RECORDED INFORMATION:
========================================

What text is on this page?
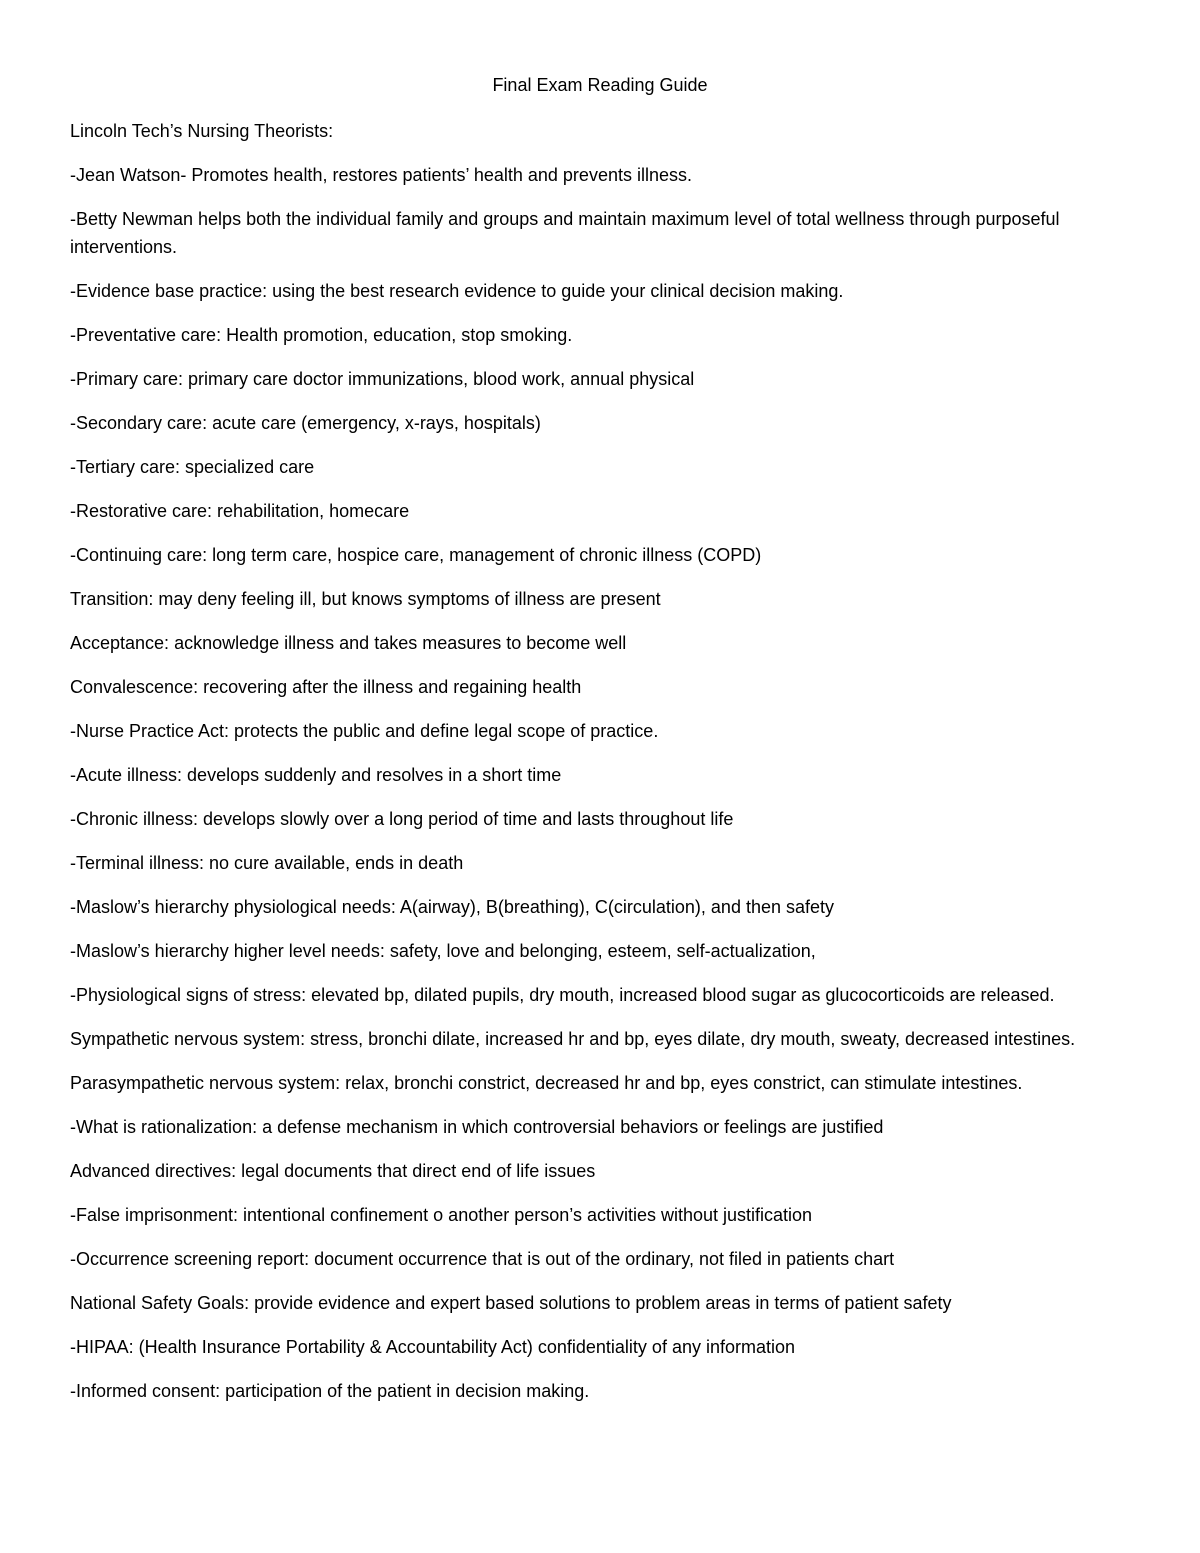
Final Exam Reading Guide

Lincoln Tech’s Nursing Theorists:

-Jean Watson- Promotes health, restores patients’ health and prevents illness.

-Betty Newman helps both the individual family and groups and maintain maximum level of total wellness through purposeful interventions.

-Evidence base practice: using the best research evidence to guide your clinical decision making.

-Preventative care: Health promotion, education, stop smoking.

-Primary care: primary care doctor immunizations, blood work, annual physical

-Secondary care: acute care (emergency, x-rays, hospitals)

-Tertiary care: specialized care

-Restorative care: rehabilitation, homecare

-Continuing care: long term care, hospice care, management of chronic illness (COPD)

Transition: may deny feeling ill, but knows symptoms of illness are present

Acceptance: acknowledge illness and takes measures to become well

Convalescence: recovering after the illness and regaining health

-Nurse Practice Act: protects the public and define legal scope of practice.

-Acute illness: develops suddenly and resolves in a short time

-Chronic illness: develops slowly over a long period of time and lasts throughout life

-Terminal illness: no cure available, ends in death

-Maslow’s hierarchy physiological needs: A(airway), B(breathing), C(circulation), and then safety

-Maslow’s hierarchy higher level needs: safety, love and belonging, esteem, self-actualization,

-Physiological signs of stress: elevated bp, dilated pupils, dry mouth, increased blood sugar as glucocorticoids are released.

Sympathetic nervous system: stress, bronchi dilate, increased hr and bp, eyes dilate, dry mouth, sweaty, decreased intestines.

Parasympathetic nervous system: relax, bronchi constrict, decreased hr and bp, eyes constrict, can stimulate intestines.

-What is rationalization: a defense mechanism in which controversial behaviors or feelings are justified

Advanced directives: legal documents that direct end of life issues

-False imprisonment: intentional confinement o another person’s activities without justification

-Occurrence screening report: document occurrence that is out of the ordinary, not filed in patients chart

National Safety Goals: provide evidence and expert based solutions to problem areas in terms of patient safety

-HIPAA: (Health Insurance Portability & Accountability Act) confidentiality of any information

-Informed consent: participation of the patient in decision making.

========================================

WHAT TO PRODUCE: Drop the images; copy every entry above exactly.

FINAL ANSWER:
What text is on this page?
Final Exam Reading Guide

Lincoln Tech’s Nursing Theorists:

-Jean Watson- Promotes health, restores patients’ health and prevents illness.

-Betty Newman helps both the individual family and groups and maintain maximum level of total wellness through purposeful interventions.

-Evidence base practice: using the best research evidence to guide your clinical decision making.

-Preventative care: Health promotion, education, stop smoking.

-Primary care: primary care doctor immunizations, blood work, annual physical

-Secondary care: acute care (emergency, x-rays, hospitals)

-Tertiary care: specialized care

-Restorative care: rehabilitation, homecare

-Continuing care: long term care, hospice care, management of chronic illness (COPD)

Transition: may deny feeling ill, but knows symptoms of illness are present

Acceptance: acknowledge illness and takes measures to become well

Convalescence: recovering after the illness and regaining health

-Nurse Practice Act: protects the public and define legal scope of practice.

-Acute illness: develops suddenly and resolves in a short time

-Chronic illness: develops slowly over a long period of time and lasts throughout life

-Terminal illness: no cure available, ends in death

-Maslow’s hierarchy physiological needs: A(airway), B(breathing), C(circulation), and then safety

-Maslow’s hierarchy higher level needs: safety, love and belonging, esteem, self-actualization,

-Physiological signs of stress: elevated bp, dilated pupils, dry mouth, increased blood sugar as glucocorticoids are released.

Sympathetic nervous system: stress, bronchi dilate, increased hr and bp, eyes dilate, dry mouth, sweaty, decreased intestines.

Parasympathetic nervous system: relax, bronchi constrict, decreased hr and bp, eyes constrict, can stimulate intestines.

-What is rationalization: a defense mechanism in which controversial behaviors or feelings are justified

Advanced directives: legal documents that direct end of life issues

-False imprisonment: intentional confinement o another person’s activities without justification

-Occurrence screening report: document occurrence that is out of the ordinary, not filed in patients chart

National Safety Goals: provide evidence and expert based solutions to problem areas in terms of patient safety

-HIPAA: (Health Insurance Portability & Accountability Act) confidentiality of any information

-Informed consent: participation of the patient in decision making.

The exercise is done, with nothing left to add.